(Dataset records)
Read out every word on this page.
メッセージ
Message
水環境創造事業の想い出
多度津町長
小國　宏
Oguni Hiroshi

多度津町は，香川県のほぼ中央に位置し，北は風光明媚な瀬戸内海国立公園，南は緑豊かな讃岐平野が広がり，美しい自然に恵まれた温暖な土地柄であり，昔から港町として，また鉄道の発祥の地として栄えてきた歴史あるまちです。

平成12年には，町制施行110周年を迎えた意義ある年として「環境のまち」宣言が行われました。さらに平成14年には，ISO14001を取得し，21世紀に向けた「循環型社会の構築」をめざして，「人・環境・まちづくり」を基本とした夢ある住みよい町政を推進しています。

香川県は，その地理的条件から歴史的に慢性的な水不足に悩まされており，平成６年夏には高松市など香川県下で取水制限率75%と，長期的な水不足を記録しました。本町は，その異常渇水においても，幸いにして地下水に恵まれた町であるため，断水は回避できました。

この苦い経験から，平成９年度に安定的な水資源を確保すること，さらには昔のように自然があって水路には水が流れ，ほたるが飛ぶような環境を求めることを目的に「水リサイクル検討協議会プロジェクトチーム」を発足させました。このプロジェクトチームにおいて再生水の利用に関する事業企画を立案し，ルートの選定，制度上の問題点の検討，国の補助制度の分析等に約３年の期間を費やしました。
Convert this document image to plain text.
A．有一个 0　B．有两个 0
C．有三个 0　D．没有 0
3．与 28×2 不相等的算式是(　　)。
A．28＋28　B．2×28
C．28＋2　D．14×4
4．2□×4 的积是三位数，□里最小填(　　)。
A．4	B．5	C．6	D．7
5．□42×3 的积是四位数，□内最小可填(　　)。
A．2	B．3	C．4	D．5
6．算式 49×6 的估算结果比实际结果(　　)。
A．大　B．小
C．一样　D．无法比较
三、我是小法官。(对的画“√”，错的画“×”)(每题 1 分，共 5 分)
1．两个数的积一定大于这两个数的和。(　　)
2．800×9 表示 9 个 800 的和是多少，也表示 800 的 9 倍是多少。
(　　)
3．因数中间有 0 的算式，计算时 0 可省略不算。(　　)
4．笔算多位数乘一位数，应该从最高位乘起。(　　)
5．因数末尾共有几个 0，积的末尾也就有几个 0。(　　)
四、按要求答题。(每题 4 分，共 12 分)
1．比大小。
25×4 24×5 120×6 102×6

**REQUIREMENTS**
Repeat precisely the lines of the data starting at the one containing "Convert this document image to plain text.", last line included.

**REPLY TO THE EXERCISE**
Convert this document image to plain text.
A．有一个 0　B．有两个 0
C．有三个 0　D．没有 0
3．与 28×2 不相等的算式是(　　)。
A．28＋28　B．2×28
C．28＋2　D．14×4
4．2□×4 的积是三位数，□里最小填(　　)。
A．4	B．5	C．6	D．7
5．□42×3 的积是四位数，□内最小可填(　　)。
A．2	B．3	C．4	D．5
6．算式 49×6 的估算结果比实际结果(　　)。
A．大　B．小
C．一样　D．无法比较
三、我是小法官。(对的画“√”，错的画“×”)(每题 1 分，共 5 分)
1．两个数的积一定大于这两个数的和。(　　)
2．800×9 表示 9 个 800 的和是多少，也表示 800 的 9 倍是多少。
(　　)
3．因数中间有 0 的算式，计算时 0 可省略不算。(　　)
4．笔算多位数乘一位数，应该从最高位乘起。(　　)
5．因数末尾共有几个 0，积的末尾也就有几个 0。(　　)
四、按要求答题。(每题 4 分，共 12 分)
1．比大小。
25×4 24×5 120×6 102×6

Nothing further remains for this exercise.